[A block of data]
## start

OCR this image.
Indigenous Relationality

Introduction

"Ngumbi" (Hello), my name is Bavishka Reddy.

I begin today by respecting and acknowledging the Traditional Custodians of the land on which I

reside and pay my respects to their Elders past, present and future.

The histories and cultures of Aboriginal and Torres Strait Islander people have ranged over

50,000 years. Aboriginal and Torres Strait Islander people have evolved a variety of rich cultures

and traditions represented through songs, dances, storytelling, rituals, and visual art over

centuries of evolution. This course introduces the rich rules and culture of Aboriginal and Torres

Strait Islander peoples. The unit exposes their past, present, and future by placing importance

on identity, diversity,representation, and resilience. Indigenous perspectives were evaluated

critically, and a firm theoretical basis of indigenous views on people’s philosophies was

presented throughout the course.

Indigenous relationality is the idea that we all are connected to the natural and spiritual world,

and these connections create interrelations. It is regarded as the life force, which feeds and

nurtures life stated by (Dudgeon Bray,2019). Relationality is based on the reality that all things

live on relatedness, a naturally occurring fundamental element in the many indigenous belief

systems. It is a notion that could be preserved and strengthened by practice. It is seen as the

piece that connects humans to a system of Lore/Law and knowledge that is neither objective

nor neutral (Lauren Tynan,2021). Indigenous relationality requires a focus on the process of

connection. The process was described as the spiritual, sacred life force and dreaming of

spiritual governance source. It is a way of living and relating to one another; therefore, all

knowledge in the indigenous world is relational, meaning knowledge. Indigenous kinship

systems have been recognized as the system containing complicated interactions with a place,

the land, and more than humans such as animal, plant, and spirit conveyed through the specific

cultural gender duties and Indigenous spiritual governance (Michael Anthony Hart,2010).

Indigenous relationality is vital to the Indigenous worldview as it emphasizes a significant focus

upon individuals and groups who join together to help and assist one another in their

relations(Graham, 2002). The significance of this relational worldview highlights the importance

## end

REQUIRED TASK: Write down every line of the data above that includes the string "another".

SOLUTION FOR THIS EXERCISE:
spiritual governance source. It is a way of living and relating to one another; therefore, all
upon individuals and groups who join together to help and assist one another in their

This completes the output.